**練習活動 1:**
根據這篇關於苗家農活與舞蹈的短文,回答下列問題,每題一行,答案按相同序號標出:
(a) 曬谷時,正午烈日下每隔多久要翻動一次稻谷?
(b) 收割完的谷子是怎樣運回家的?
(c) 平日跳舞換上家常蠟染布衣時,身上只戴什麼飾物?
**練習活動 2:**
請從這篇關於苗家農活與舞蹈的短文中原樣返回一段文字,從“山野藏溫柔,舞步慰辛勞”開始,到“我們苗家人一年的生計與期盼。”結束。
**練習活動 3:**
將這篇關於苗家農活與舞蹈的短文中以“農活耗盡體力”開頭的那一段改寫得更簡短,保留其主要事實。

山野藏溫柔,舞步慰辛勞
待到金秋收割,辛苦更甚。我握著鐮刀一把一把割稻,彎腰俯身重復上千次動作,割好的稻束整齊碼在田邊,再抱著沉甸甸的稻穗往打谷桶上反復摔打,金黃谷粒簌簌落進桶內。收割完還要一麻袋一麻袋扛谷回家,狹窄田埂顛簸難行,百斤重的谷袋壓在肩頭,每一步都走得沉穩。曬谷的日子更要時刻留心,正午烈日下每隔一小時就要拿谷耙翻動稻谷,防止受潮發霉;天邊一泛起烏云,全村人齊齊上陣搶收谷子,我抱著谷袋往返曬場與木屋,跑得滿身大汗,從不會抱怨疲憊。除了種稻,上山割牛草、采摘茶葉、挖紅薯、打理菜園,一年四季農活輪番不斷,天不亮出門,星月滿天才歸家,粗糙的手掌、曬黑的皮膚,都是土地贈予我的印記。旁人總說苗家姑娘能吃苦,于我而言,耕種養活全家,再累也心甘情愿,腳下這片土地,承載著我們苗家人一年的生計與期盼。

農活耗盡體力,舞蹈便是我消解疲憊、安放心事的寄托,閑暇時刻,只要有一點空余,我便會隨心起舞。不似節慶盛裝隆重的鼓舞,平日里我的舞蹈簡單隨性,有時換上家常蠟染布衣,只戴一副簡單銀鐲,在吊腳樓前的青石板坪自在跳;有時來到溪邊淺灘,踩著潺潺水聲舒展身姿,把插秧、收割、挑擔的農事動作融進舞步里,這是獨屬于我們苗家的浪漫。

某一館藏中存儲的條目
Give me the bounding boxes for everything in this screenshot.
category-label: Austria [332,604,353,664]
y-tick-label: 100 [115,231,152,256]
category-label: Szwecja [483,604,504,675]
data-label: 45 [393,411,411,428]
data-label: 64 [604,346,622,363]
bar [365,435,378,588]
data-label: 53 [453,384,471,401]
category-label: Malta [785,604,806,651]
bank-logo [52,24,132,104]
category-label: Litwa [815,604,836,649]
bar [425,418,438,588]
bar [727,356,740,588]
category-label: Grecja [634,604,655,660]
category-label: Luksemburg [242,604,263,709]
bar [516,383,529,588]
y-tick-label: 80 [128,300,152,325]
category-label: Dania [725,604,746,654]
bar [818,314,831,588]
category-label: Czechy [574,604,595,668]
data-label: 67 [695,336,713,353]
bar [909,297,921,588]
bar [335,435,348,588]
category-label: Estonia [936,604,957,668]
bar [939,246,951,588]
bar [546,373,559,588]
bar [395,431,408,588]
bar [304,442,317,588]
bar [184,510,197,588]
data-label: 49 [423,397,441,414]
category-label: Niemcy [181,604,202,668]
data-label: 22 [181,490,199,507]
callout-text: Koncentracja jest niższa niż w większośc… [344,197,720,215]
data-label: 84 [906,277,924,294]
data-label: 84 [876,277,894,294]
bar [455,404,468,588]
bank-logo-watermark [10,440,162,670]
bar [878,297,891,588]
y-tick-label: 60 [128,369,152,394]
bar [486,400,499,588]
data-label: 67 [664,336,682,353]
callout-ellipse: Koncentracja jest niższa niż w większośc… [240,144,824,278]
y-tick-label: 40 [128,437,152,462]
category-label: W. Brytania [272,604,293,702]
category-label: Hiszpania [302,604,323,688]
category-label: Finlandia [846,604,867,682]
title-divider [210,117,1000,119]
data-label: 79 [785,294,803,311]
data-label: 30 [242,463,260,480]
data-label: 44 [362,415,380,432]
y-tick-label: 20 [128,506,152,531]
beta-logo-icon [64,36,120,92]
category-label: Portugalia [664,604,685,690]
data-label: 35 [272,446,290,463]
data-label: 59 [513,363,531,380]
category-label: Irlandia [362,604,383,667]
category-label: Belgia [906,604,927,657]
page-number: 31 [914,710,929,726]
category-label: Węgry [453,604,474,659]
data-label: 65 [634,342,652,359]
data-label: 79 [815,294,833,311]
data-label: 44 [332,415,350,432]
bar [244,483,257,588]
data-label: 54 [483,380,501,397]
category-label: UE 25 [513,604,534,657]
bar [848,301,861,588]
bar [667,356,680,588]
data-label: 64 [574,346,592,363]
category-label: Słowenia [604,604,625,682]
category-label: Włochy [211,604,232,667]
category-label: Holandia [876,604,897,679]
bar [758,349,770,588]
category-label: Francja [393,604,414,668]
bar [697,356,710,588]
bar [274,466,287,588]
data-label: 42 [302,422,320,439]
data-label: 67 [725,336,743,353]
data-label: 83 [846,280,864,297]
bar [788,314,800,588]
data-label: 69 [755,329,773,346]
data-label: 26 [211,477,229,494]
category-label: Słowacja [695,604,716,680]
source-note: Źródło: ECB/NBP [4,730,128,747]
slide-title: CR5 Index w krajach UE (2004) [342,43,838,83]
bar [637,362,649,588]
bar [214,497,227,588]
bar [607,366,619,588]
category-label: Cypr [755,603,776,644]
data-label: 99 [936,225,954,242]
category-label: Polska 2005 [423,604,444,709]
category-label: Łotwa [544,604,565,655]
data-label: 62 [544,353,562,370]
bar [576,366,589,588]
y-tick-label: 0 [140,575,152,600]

**練習結果 1:**
(a) 每隔一小時。
(b) 一麻袋一麻袋扛回家。
(c) 一副簡單銀鐲。

**練習結果 2:**
山野藏溫柔,舞步慰辛勞
待到金秋收割,辛苦更甚。我握著鐮刀一把一把割稻,彎腰俯身重復上千次動作,割好的稻束整齊碼在田邊,再抱著沉甸甸的稻穗往打谷桶上反復摔打,金黃谷粒簌簌落進桶內。收割完還要一麻袋一麻袋扛谷回家,狹窄田埂顛簸難行,百斤重的谷袋壓在肩頭,每一步都走得沉穩。曬谷的日子更要時刻留心,正午烈日下每隔一小時就要拿谷耙翻動稻谷,防止受潮發霉;天邊一泛起烏云,全村人齊齊上陣搶收谷子,我抱著谷袋往返曬場與木屋,跑得滿身大汗,從不會抱怨疲憊。除了種稻,上山割牛草、采摘茶葉、挖紅薯、打理菜園,一年四季農活輪番不斷,天不亮出門,星月滿天才歸家,粗糙的手掌、曬黑的皮膚,都是土地贈予我的印記。旁人總說苗家姑娘能吃苦,于我而言,耕種養活全家,再累也心甘情愿,腳下這片土地,承載著我們苗家人一年的生計與期盼。

**練習結果 3:**
農活耗盡體力,閑暇時我便隨心起舞,以此消解疲憊、安放心事。平日的舞蹈不像節慶的盛裝鼓舞那樣隆重,而是簡單隨性:有時穿家常蠟染布衣、只戴一副銀鐲,在吊腳樓前的青石板坪上跳;有時在溪邊淺灘伴著水聲起舞,把插秧、收割、挑擔的農事動作融進舞步。這是苗家獨有的浪漫。